-- What to produce --
Take the material and output all of it exactly.

:::::

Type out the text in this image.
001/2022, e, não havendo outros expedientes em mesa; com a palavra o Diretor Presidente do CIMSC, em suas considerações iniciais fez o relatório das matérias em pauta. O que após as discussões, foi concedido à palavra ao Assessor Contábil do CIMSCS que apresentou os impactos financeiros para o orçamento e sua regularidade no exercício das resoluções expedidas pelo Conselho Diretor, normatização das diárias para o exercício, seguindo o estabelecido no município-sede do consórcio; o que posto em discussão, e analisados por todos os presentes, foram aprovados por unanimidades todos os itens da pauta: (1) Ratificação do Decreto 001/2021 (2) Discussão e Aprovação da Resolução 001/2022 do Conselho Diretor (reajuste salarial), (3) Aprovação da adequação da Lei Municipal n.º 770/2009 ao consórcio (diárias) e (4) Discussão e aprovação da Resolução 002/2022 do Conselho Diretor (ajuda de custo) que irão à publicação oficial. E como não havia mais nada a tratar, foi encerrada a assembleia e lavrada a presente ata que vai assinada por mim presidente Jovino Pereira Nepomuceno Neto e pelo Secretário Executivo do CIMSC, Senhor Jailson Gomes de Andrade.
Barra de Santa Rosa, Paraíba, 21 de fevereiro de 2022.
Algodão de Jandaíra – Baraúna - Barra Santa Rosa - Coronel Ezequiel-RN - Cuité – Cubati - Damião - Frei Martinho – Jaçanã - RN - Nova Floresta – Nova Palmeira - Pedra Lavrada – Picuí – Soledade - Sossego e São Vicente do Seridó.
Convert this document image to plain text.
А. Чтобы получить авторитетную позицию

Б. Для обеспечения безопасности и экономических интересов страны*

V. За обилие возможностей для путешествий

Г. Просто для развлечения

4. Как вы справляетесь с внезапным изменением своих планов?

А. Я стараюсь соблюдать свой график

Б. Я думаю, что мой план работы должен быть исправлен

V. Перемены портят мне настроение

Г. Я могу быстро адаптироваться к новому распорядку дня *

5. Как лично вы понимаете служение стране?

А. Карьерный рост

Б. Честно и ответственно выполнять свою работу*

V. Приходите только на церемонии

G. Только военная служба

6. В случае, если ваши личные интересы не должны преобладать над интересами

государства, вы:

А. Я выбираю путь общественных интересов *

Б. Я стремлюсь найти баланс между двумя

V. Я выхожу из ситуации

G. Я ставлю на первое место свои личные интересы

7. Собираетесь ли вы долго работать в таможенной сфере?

:::::

-- Output for this task --
Type out the text in this image.
001/2022, e, não havendo outros expedientes em mesa; com a palavra o Diretor Presidente do CIMSC, em suas considerações iniciais fez o relatório das matérias em pauta. O que após as discussões, foi concedido à palavra ao Assessor Contábil do CIMSCS que apresentou os impactos financeiros para o orçamento e sua regularidade no exercício das resoluções expedidas pelo Conselho Diretor, normatização das diárias para o exercício, seguindo o estabelecido no município-sede do consórcio; o que posto em discussão, e analisados por todos os presentes, foram aprovados por unanimidades todos os itens da pauta: (1) Ratificação do Decreto 001/2021 (2) Discussão e Aprovação da Resolução 001/2022 do Conselho Diretor (reajuste salarial), (3) Aprovação da adequação da Lei Municipal n.º 770/2009 ao consórcio (diárias) e (4) Discussão e aprovação da Resolução 002/2022 do Conselho Diretor (ajuda de custo) que irão à publicação oficial. E como não havia mais nada a tratar, foi encerrada a assembleia e lavrada a presente ata que vai assinada por mim presidente Jovino Pereira Nepomuceno Neto e pelo Secretário Executivo do CIMSC, Senhor Jailson Gomes de Andrade.
Barra de Santa Rosa, Paraíba, 21 de fevereiro de 2022.
Algodão de Jandaíra – Baraúna - Barra Santa Rosa - Coronel Ezequiel-RN - Cuité – Cubati - Damião - Frei Martinho – Jaçanã - RN - Nova Floresta – Nova Palmeira - Pedra Lavrada – Picuí – Soledade - Sossego e São Vicente do Seridó.
Convert this document image to plain text.
А. Чтобы получить авторитетную позицию

Б. Для обеспечения безопасности и экономических интересов страны*

V. За обилие возможностей для путешествий

Г. Просто для развлечения

4. Как вы справляетесь с внезапным изменением своих планов?

А. Я стараюсь соблюдать свой график

Б. Я думаю, что мой план работы должен быть исправлен

V. Перемены портят мне настроение

Г. Я могу быстро адаптироваться к новому распорядку дня *

5. Как лично вы понимаете служение стране?

А. Карьерный рост

Б. Честно и ответственно выполнять свою работу*

V. Приходите только на церемонии

G. Только военная служба

6. В случае, если ваши личные интересы не должны преобладать над интересами

государства, вы:

А. Я выбираю путь общественных интересов *

Б. Я стремлюсь найти баланс между двумя

V. Я выхожу из ситуации

G. Я ставлю на первое место свои личные интересы

7. Собираетесь ли вы долго работать в таможенной сфере?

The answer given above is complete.